Written problem → Select the lines that hold the word "비상진료" and copy each one.

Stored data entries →
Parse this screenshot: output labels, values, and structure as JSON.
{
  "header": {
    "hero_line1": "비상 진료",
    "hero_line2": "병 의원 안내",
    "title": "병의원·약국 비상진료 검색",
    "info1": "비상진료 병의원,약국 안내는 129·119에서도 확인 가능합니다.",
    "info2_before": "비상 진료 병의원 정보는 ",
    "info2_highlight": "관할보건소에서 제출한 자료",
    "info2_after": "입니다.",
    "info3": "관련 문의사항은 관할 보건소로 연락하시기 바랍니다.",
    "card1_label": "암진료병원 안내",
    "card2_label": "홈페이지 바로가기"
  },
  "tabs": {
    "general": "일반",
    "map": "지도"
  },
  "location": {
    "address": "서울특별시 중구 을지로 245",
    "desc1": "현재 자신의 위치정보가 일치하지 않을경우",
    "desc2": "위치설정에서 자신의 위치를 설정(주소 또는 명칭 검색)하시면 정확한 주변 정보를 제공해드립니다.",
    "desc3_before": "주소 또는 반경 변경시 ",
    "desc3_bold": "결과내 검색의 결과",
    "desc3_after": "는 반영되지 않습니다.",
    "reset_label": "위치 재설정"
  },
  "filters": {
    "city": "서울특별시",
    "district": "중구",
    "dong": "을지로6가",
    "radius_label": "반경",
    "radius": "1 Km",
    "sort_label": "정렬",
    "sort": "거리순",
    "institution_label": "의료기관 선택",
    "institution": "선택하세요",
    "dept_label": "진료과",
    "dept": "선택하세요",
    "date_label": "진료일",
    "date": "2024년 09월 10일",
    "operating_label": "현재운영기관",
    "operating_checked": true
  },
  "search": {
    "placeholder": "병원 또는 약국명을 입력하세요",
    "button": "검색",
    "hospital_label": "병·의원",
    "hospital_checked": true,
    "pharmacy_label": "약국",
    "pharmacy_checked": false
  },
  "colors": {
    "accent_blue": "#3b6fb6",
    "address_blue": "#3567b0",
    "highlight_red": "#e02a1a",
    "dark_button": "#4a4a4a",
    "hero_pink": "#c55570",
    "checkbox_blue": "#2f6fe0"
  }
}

Response to this exercise →
    "title": "병의원·약국 비상진료 검색",
    "info1": "비상진료 병의원,약국 안내는 129·119에서도 확인 가능합니다.",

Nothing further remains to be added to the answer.